■ **PROBLEM STATEMENT**: Images excluded, repeat each entry below exactly.

Dataset entries on figures:
....
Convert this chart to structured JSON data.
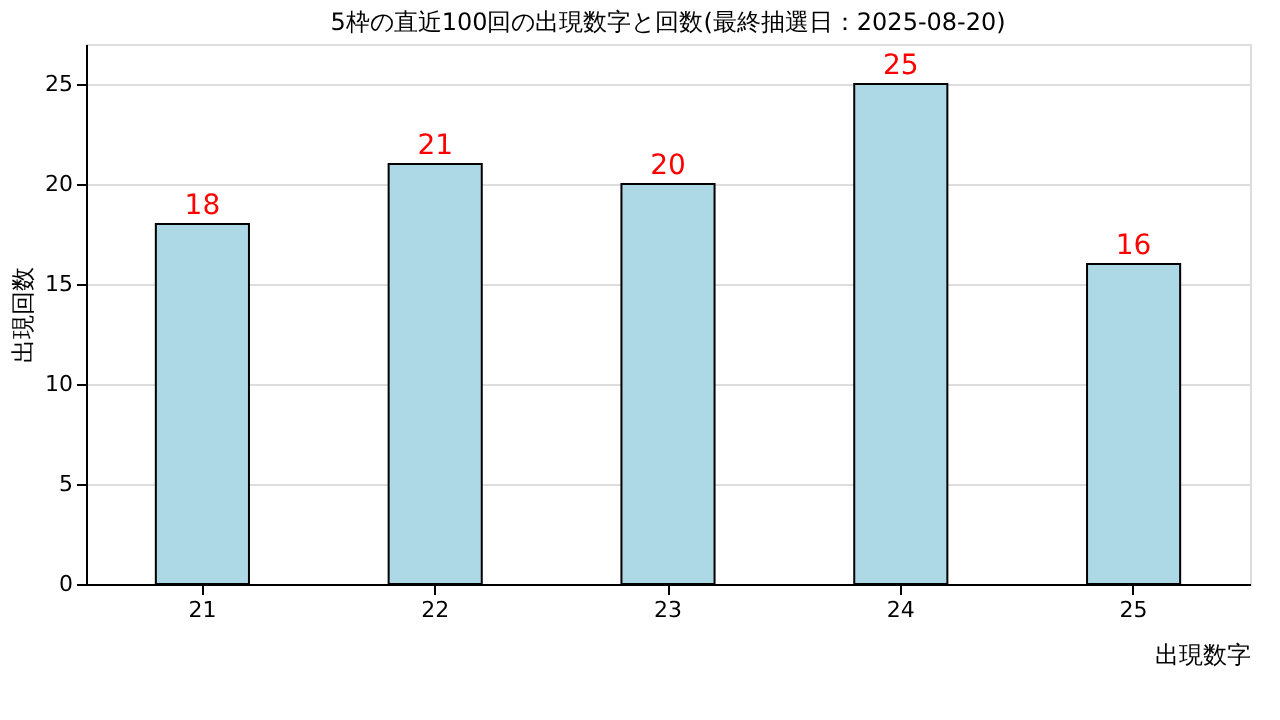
{
  "chart_data": {
    "type": "bar",
    "title": "5枠の直近100回の出現数字と回数(最終抽選日：2025-08-20)",
    "xlabel": "出現数字",
    "ylabel": "出現回数",
    "categories": [
      "21",
      "22",
      "23",
      "24",
      "25"
    ],
    "values": [
      18,
      21,
      20,
      25,
      16
    ],
    "color": "#add8e6",
    "ylim": [
      0,
      27
    ],
    "yticks": [
      0,
      5,
      10,
      15,
      20,
      25
    ],
    "grid": "y",
    "data_labels": true
  }
}
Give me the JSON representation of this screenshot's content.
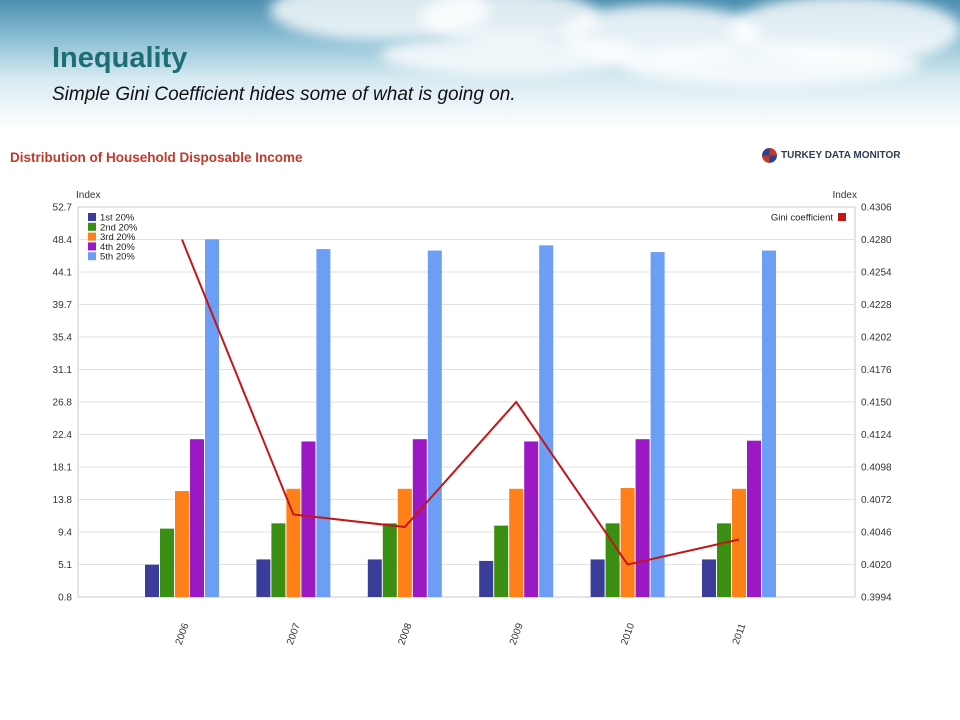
....
■ **EXERCISE RESPONSE**:
Convert this chart to structured JSON data.
{
  "chart_data": {
    "type": "bar",
    "title": "5枠の直近100回の出現数字と回数(最終抽選日：2025-08-20)",
    "xlabel": "出現数字",
    "ylabel": "出現回数",
    "categories": [
      "21",
      "22",
      "23",
      "24",
      "25"
    ],
    "values": [
      18,
      21,
      20,
      25,
      16
    ],
    "color": "#add8e6",
    "ylim": [
      0,
      27
    ],
    "yticks": [
      0,
      5,
      10,
      15,
      20,
      25
    ],
    "grid": "y",
    "data_labels": true
  }
}
Give me the JSON representation of this screenshot's content.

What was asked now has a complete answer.